**EXERCISE PROMPT:** In the entries below, find every line with "true" and copy it.

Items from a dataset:
───
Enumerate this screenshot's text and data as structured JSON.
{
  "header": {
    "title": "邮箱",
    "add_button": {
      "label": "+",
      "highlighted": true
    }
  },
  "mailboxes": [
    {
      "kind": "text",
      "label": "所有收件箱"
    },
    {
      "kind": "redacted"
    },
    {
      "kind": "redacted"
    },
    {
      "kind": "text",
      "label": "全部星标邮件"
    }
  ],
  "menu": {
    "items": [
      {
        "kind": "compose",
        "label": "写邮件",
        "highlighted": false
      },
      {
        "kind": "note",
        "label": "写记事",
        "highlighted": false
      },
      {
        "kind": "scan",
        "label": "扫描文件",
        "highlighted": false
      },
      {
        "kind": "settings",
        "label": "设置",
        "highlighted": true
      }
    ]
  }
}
───
**FINISHED TASK:**
      "highlighted": true
        "highlighted": true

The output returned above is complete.